### [Problem to solve]
Check every line of the entries for "loader", and copy the lines that hold it.

** START Provided material **

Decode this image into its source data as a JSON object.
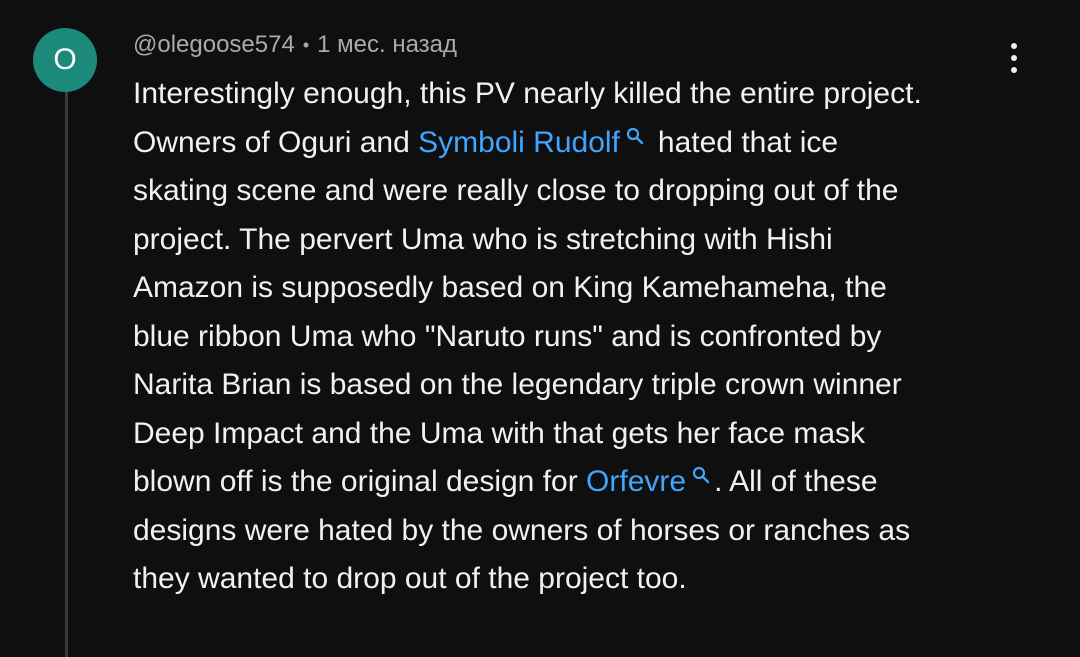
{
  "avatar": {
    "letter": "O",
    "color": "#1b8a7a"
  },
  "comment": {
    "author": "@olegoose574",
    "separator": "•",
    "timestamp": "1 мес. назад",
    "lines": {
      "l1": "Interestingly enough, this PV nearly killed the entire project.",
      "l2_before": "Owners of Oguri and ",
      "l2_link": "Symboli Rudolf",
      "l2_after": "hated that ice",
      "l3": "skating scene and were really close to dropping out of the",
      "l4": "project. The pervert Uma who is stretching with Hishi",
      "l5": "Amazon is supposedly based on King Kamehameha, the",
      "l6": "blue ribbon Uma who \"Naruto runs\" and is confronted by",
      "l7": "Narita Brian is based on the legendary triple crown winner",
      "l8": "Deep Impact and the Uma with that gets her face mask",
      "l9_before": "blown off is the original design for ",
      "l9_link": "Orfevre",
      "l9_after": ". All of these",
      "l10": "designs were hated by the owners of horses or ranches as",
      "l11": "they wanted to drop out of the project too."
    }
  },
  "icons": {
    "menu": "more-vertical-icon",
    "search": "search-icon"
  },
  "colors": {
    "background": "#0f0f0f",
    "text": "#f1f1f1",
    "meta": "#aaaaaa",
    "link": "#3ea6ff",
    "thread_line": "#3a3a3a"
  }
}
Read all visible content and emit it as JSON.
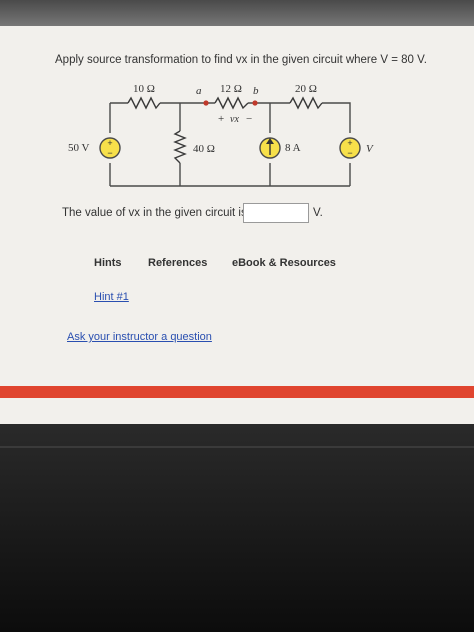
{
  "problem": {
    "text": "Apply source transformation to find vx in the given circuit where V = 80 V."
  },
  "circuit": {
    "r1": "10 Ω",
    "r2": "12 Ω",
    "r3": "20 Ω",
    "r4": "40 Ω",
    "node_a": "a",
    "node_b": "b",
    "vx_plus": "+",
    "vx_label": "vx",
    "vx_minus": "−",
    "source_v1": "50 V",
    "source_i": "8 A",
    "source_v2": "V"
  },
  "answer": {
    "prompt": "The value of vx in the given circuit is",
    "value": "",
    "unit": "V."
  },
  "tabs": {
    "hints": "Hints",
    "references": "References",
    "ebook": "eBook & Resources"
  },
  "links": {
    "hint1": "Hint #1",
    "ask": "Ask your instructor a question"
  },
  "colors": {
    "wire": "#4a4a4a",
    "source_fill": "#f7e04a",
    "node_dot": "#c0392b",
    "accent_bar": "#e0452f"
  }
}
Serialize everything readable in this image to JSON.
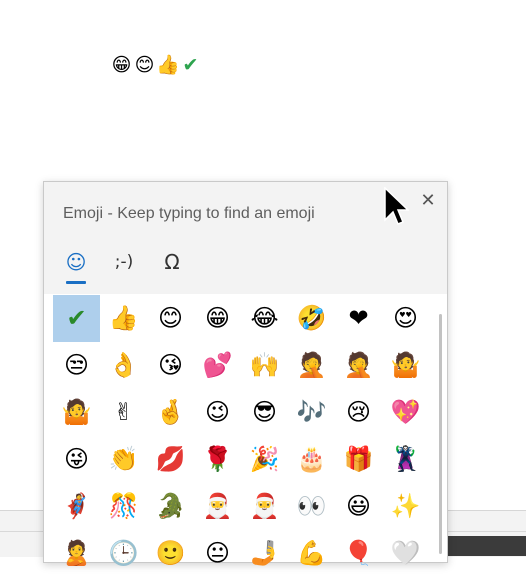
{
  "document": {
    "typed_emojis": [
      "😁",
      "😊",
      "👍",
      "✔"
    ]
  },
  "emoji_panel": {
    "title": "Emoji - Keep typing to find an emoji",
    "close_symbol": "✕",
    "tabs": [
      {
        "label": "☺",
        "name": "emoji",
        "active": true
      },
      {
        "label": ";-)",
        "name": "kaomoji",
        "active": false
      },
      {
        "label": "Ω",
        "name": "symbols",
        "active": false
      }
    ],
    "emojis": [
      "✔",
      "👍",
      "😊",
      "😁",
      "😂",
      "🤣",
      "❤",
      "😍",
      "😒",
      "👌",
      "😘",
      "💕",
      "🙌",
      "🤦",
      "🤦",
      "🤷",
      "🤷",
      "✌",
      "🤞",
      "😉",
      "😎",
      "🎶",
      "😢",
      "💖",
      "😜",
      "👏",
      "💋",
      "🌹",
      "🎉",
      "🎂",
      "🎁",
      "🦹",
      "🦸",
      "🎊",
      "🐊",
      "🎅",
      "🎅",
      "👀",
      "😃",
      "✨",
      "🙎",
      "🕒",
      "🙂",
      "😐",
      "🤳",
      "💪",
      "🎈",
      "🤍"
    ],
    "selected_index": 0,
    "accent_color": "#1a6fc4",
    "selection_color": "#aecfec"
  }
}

** END Provided material **
** START Provided material **

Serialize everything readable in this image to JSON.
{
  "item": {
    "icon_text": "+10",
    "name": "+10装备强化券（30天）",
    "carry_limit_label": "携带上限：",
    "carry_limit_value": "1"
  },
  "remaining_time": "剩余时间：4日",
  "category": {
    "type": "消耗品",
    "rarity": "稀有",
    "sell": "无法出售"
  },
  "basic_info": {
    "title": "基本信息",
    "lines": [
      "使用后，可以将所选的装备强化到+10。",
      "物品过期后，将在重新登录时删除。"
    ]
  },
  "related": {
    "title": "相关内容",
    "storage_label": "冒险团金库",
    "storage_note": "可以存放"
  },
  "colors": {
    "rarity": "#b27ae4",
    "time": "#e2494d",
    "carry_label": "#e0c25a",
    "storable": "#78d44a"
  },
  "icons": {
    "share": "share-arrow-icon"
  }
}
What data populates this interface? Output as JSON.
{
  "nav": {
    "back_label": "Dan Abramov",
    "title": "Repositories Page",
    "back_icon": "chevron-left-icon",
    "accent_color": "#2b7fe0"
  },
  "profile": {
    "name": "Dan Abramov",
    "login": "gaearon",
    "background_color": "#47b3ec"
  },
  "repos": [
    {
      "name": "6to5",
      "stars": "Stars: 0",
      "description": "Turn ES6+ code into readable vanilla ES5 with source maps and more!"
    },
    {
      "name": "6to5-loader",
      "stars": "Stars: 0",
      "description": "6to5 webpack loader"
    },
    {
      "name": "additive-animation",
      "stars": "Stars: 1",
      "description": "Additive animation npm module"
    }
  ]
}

** END Provided material **
** START Provided material **

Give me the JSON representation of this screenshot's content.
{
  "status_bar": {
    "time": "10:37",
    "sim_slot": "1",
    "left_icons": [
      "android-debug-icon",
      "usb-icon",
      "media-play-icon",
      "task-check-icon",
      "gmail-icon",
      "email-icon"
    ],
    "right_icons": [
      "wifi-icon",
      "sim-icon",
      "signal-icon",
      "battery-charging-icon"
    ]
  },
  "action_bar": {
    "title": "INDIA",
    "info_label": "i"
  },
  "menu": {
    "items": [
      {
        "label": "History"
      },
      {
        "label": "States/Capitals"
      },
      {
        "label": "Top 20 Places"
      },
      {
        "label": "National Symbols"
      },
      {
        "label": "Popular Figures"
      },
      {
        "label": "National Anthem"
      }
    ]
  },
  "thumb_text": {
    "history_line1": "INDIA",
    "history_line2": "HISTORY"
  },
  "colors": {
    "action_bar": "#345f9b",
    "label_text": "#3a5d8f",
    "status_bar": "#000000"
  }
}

** END Provided material **

### [Complete output]
      "name": "6to5-loader",
      "description": "6to5 webpack loader"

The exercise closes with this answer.